__What needs to be done__: In full and without alteration, repeat the material.

(Data entries)
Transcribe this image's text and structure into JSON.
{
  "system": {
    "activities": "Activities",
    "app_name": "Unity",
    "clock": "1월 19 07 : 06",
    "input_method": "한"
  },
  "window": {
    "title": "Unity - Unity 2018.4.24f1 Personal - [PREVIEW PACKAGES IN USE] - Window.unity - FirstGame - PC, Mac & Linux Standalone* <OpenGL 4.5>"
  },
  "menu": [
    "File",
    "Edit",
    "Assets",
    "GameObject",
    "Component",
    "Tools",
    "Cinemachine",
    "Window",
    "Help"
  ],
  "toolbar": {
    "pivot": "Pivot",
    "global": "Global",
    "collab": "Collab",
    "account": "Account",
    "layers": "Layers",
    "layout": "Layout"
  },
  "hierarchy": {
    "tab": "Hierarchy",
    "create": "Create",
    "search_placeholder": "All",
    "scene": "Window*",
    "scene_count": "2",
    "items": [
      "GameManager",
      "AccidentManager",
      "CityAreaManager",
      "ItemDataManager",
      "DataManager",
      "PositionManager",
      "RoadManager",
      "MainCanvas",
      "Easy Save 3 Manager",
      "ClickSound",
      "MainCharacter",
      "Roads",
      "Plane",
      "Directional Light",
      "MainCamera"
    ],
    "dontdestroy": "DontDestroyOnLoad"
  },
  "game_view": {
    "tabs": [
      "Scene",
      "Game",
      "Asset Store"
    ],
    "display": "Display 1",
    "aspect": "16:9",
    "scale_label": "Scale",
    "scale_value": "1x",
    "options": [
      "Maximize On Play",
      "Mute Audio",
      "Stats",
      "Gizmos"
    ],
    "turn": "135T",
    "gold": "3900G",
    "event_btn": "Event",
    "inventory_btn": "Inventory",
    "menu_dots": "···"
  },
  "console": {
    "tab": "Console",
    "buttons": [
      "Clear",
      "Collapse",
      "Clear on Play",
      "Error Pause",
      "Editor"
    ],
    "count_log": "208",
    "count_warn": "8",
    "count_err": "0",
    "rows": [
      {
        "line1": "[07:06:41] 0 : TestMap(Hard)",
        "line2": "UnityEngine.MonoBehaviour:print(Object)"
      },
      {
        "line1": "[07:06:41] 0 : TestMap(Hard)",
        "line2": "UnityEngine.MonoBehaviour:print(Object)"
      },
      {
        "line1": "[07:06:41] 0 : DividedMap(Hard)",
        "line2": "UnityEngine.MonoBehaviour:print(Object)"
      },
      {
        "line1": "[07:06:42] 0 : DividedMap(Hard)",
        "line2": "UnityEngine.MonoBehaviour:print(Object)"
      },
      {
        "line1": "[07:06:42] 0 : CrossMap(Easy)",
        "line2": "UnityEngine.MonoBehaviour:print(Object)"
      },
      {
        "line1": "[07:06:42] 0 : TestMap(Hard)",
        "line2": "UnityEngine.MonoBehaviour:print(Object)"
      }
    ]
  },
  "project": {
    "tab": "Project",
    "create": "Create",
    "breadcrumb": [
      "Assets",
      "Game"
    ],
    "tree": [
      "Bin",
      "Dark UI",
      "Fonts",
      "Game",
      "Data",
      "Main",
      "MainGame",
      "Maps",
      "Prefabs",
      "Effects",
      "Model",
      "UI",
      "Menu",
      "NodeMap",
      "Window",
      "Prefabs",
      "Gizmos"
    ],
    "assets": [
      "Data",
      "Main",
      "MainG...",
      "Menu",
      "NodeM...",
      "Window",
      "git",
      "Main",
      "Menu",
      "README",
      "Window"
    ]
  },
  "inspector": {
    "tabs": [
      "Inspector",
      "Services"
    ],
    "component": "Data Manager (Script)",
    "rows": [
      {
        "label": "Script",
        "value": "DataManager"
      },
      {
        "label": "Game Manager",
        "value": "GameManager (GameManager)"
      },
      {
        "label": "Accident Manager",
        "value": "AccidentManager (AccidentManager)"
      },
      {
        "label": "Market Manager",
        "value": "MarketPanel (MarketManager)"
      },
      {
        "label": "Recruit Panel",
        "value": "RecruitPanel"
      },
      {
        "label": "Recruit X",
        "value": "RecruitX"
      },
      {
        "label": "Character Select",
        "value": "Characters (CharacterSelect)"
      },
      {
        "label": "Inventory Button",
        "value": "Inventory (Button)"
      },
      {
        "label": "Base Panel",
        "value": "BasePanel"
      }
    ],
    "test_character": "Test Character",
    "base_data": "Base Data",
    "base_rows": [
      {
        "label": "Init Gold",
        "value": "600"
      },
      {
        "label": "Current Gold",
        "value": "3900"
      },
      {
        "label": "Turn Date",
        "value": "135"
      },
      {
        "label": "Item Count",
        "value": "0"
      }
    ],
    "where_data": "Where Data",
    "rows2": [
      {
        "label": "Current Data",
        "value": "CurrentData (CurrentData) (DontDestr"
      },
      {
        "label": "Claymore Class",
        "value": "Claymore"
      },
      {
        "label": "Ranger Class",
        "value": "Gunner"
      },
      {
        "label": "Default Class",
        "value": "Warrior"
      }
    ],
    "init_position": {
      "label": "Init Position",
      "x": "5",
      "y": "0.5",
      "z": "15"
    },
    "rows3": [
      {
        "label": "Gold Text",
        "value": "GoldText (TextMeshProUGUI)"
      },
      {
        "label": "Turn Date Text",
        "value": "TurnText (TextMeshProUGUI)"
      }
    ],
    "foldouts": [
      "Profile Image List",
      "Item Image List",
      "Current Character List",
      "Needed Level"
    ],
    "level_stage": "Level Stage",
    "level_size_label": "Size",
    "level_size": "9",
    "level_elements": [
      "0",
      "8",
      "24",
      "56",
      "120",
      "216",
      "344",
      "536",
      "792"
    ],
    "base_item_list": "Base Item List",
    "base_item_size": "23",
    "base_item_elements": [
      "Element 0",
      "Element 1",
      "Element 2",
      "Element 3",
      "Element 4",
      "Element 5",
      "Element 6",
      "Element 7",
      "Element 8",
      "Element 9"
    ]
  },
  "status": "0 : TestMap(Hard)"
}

__Written response__:
Transcribe this image's text and structure into JSON.
{
  "system": {
    "activities": "Activities",
    "app_name": "Unity",
    "clock": "1월 19 07 : 06",
    "input_method": "한"
  },
  "window": {
    "title": "Unity - Unity 2018.4.24f1 Personal - [PREVIEW PACKAGES IN USE] - Window.unity - FirstGame - PC, Mac & Linux Standalone* <OpenGL 4.5>"
  },
  "menu": [
    "File",
    "Edit",
    "Assets",
    "GameObject",
    "Component",
    "Tools",
    "Cinemachine",
    "Window",
    "Help"
  ],
  "toolbar": {
    "pivot": "Pivot",
    "global": "Global",
    "collab": "Collab",
    "account": "Account",
    "layers": "Layers",
    "layout": "Layout"
  },
  "hierarchy": {
    "tab": "Hierarchy",
    "create": "Create",
    "search_placeholder": "All",
    "scene": "Window*",
    "scene_count": "2",
    "items": [
      "GameManager",
      "AccidentManager",
      "CityAreaManager",
      "ItemDataManager",
      "DataManager",
      "PositionManager",
      "RoadManager",
      "MainCanvas",
      "Easy Save 3 Manager",
      "ClickSound",
      "MainCharacter",
      "Roads",
      "Plane",
      "Directional Light",
      "MainCamera"
    ],
    "dontdestroy": "DontDestroyOnLoad"
  },
  "game_view": {
    "tabs": [
      "Scene",
      "Game",
      "Asset Store"
    ],
    "display": "Display 1",
    "aspect": "16:9",
    "scale_label": "Scale",
    "scale_value": "1x",
    "options": [
      "Maximize On Play",
      "Mute Audio",
      "Stats",
      "Gizmos"
    ],
    "turn": "135T",
    "gold": "3900G",
    "event_btn": "Event",
    "inventory_btn": "Inventory",
    "menu_dots": "···"
  },
  "console": {
    "tab": "Console",
    "buttons": [
      "Clear",
      "Collapse",
      "Clear on Play",
      "Error Pause",
      "Editor"
    ],
    "count_log": "208",
    "count_warn": "8",
    "count_err": "0",
    "rows": [
      {
        "line1": "[07:06:41] 0 : TestMap(Hard)",
        "line2": "UnityEngine.MonoBehaviour:print(Object)"
      },
      {
        "line1": "[07:06:41] 0 : TestMap(Hard)",
        "line2": "UnityEngine.MonoBehaviour:print(Object)"
      },
      {
        "line1": "[07:06:41] 0 : DividedMap(Hard)",
        "line2": "UnityEngine.MonoBehaviour:print(Object)"
      },
      {
        "line1": "[07:06:42] 0 : DividedMap(Hard)",
        "line2": "UnityEngine.MonoBehaviour:print(Object)"
      },
      {
        "line1": "[07:06:42] 0 : CrossMap(Easy)",
        "line2": "UnityEngine.MonoBehaviour:print(Object)"
      },
      {
        "line1": "[07:06:42] 0 : TestMap(Hard)",
        "line2": "UnityEngine.MonoBehaviour:print(Object)"
      }
    ]
  },
  "project": {
    "tab": "Project",
    "create": "Create",
    "breadcrumb": [
      "Assets",
      "Game"
    ],
    "tree": [
      "Bin",
      "Dark UI",
      "Fonts",
      "Game",
      "Data",
      "Main",
      "MainGame",
      "Maps",
      "Prefabs",
      "Effects",
      "Model",
      "UI",
      "Menu",
      "NodeMap",
      "Window",
      "Prefabs",
      "Gizmos"
    ],
    "assets": [
      "Data",
      "Main",
      "MainG...",
      "Menu",
      "NodeM...",
      "Window",
      "git",
      "Main",
      "Menu",
      "README",
      "Window"
    ]
  },
  "inspector": {
    "tabs": [
      "Inspector",
      "Services"
    ],
    "component": "Data Manager (Script)",
    "rows": [
      {
        "label": "Script",
        "value": "DataManager"
      },
      {
        "label": "Game Manager",
        "value": "GameManager (GameManager)"
      },
      {
        "label": "Accident Manager",
        "value": "AccidentManager (AccidentManager)"
      },
      {
        "label": "Market Manager",
        "value": "MarketPanel (MarketManager)"
      },
      {
        "label": "Recruit Panel",
        "value": "RecruitPanel"
      },
      {
        "label": "Recruit X",
        "value": "RecruitX"
      },
      {
        "label": "Character Select",
        "value": "Characters (CharacterSelect)"
      },
      {
        "label": "Inventory Button",
        "value": "Inventory (Button)"
      },
      {
        "label": "Base Panel",
        "value": "BasePanel"
      }
    ],
    "test_character": "Test Character",
    "base_data": "Base Data",
    "base_rows": [
      {
        "label": "Init Gold",
        "value": "600"
      },
      {
        "label": "Current Gold",
        "value": "3900"
      },
      {
        "label": "Turn Date",
        "value": "135"
      },
      {
        "label": "Item Count",
        "value": "0"
      }
    ],
    "where_data": "Where Data",
    "rows2": [
      {
        "label": "Current Data",
        "value": "CurrentData (CurrentData) (DontDestr"
      },
      {
        "label": "Claymore Class",
        "value": "Claymore"
      },
      {
        "label": "Ranger Class",
        "value": "Gunner"
      },
      {
        "label": "Default Class",
        "value": "Warrior"
      }
    ],
    "init_position": {
      "label": "Init Position",
      "x": "5",
      "y": "0.5",
      "z": "15"
    },
    "rows3": [
      {
        "label": "Gold Text",
        "value": "GoldText (TextMeshProUGUI)"
      },
      {
        "label": "Turn Date Text",
        "value": "TurnText (TextMeshProUGUI)"
      }
    ],
    "foldouts": [
      "Profile Image List",
      "Item Image List",
      "Current Character List",
      "Needed Level"
    ],
    "level_stage": "Level Stage",
    "level_size_label": "Size",
    "level_size": "9",
    "level_elements": [
      "0",
      "8",
      "24",
      "56",
      "120",
      "216",
      "344",
      "536",
      "792"
    ],
    "base_item_list": "Base Item List",
    "base_item_size": "23",
    "base_item_elements": [
      "Element 0",
      "Element 1",
      "Element 2",
      "Element 3",
      "Element 4",
      "Element 5",
      "Element 6",
      "Element 7",
      "Element 8",
      "Element 9"
    ]
  },
  "status": "0 : TestMap(Hard)"
}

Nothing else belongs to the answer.